__対象の文章__.
横浜FC

 

晴天のニッパツ三ツ沢球技場は笑顔に包まれていた。

 

 

出場したレジェンドたちも、埋め尽くした観客も、そしてこの日の主役である中村俊輔も。2023年12月17日に行われた「中村俊輔引退試合~SHUNSUKE NAKAMURA FAREWELL MATCH~」。錆びついていない左足から繰り出すフリーキックを含め、何度もゴールネットを揺らした。ここに集まった誰もが、至福の空間のなかにいた。

 

 

「僕の師匠と言ってもいい(川口)能活さんを反対側のチームにメンバリングさせてもらって、引退試合といえども能活さんも真剣勝負をしてくれましたし、1点目(のFK)は入ってないんじゃないかと思いますけど、(止めたのは)さすがだな、と。だから2本目はもっと力を入れてやりましたし、そういうのが楽しかったですね」

__データセット内容__.
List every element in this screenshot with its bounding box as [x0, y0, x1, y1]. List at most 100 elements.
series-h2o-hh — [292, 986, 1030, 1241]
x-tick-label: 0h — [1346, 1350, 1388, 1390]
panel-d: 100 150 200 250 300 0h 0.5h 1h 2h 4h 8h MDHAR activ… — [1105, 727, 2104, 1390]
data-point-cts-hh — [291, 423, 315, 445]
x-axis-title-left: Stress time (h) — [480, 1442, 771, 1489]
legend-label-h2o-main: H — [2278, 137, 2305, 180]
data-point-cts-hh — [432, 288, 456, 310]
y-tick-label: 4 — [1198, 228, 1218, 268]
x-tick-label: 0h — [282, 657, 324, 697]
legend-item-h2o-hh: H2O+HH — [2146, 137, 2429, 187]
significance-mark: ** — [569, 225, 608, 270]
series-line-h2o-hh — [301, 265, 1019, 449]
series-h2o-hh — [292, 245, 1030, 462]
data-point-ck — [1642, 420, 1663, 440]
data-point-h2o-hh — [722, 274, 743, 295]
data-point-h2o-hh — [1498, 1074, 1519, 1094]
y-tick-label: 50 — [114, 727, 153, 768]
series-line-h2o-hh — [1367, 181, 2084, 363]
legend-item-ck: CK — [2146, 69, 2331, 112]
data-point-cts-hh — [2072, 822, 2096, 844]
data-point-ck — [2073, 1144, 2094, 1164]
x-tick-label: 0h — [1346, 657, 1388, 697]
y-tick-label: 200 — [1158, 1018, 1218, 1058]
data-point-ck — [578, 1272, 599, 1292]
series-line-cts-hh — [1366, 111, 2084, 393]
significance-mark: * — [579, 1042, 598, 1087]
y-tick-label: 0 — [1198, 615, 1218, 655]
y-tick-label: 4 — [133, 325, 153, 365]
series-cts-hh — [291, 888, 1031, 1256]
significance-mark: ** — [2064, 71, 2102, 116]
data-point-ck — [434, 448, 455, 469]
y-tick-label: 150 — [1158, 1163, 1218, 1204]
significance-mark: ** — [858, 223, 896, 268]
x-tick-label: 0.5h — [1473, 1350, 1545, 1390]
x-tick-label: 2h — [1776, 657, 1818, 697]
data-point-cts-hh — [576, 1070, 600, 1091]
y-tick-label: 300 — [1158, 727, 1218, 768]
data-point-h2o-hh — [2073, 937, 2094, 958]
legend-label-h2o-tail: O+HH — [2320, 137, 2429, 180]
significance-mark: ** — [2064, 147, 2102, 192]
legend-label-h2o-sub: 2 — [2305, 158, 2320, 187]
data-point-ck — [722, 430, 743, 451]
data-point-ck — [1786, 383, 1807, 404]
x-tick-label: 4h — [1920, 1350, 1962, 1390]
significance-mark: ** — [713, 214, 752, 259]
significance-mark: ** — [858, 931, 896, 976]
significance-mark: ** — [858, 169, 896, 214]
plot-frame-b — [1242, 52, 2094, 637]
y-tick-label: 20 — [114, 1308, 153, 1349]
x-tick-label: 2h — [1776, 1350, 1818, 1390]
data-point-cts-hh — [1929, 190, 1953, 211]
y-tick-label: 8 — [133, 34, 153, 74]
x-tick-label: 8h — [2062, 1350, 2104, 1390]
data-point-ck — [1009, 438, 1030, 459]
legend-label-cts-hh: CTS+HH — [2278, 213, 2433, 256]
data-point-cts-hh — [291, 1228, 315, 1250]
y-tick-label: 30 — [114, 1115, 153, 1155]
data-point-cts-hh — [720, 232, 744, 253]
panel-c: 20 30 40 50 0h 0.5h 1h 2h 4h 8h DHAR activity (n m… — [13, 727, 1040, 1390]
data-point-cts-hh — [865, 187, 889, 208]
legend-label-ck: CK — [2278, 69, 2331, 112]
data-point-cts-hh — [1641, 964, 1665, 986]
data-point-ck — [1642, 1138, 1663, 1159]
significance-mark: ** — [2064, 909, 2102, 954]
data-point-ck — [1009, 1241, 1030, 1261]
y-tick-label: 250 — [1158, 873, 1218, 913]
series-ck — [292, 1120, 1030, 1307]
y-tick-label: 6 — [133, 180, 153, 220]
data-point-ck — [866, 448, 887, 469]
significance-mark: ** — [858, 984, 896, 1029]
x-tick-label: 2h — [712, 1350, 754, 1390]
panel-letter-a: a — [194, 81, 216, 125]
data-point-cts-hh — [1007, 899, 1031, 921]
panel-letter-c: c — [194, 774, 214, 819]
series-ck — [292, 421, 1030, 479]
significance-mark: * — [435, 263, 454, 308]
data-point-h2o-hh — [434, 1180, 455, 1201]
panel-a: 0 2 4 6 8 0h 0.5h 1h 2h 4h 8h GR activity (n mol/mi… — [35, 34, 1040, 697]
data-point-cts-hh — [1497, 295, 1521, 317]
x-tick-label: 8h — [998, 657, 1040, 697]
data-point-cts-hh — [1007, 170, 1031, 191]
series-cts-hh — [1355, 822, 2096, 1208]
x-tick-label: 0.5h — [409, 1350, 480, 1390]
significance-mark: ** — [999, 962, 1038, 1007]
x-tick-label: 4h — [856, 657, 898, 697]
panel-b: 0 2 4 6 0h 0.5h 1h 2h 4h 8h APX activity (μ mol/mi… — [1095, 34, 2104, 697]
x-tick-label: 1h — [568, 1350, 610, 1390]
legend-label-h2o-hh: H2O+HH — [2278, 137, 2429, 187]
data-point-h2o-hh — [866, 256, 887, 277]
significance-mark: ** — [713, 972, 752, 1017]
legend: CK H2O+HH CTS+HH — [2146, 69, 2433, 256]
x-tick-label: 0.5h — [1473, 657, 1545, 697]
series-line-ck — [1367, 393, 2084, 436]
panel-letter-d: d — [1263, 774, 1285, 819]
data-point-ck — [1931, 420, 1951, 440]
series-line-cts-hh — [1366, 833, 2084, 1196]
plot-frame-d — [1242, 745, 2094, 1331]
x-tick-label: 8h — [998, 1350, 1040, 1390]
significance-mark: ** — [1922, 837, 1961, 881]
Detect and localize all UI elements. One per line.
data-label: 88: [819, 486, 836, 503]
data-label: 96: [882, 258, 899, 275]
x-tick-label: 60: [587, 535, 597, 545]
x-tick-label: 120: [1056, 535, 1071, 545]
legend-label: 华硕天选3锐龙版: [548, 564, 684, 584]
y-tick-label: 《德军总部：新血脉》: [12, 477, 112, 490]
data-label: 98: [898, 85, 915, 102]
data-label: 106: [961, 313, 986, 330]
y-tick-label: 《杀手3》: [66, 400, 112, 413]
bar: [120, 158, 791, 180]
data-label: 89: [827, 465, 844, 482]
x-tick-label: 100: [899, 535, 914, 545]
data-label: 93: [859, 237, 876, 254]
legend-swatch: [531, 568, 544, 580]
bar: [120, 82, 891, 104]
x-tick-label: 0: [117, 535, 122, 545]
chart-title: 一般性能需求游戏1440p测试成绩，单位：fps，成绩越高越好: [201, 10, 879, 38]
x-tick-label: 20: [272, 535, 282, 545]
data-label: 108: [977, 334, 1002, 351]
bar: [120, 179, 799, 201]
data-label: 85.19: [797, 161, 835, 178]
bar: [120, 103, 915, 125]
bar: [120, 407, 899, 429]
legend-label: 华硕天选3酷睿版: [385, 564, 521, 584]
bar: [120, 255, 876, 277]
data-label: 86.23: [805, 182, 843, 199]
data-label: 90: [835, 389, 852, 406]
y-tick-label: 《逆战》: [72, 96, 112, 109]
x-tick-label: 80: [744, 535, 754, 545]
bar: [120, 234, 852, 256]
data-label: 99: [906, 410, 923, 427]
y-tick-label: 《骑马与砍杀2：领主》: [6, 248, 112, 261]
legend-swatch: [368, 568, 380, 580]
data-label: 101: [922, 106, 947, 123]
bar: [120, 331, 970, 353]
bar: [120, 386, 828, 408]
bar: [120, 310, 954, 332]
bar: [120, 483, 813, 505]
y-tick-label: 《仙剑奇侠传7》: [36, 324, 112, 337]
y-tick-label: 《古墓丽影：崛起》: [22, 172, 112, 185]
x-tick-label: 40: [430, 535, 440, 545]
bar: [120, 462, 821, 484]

__課題の内容__.
次の1.〜3.は、中村俊輔の引退試合についての文章と合っていますか。それぞれ「はい」か「いいえ」で答え、判断の決め手になった文章中の語句をそのまま引用してください。
1. 引退試合は2023年12月17日に行われた。
2. 中村俊輔は川口能活と同じチームでプレーした。
3. 試合当日は雨だった。

__回答__.
1. はい:「2023年12月17日に行われた」
2. いいえ:「能活さんを反対側のチームにメンバリングさせてもらって」
3. いいえ:「晴天のニッパツ三ツ沢球技場」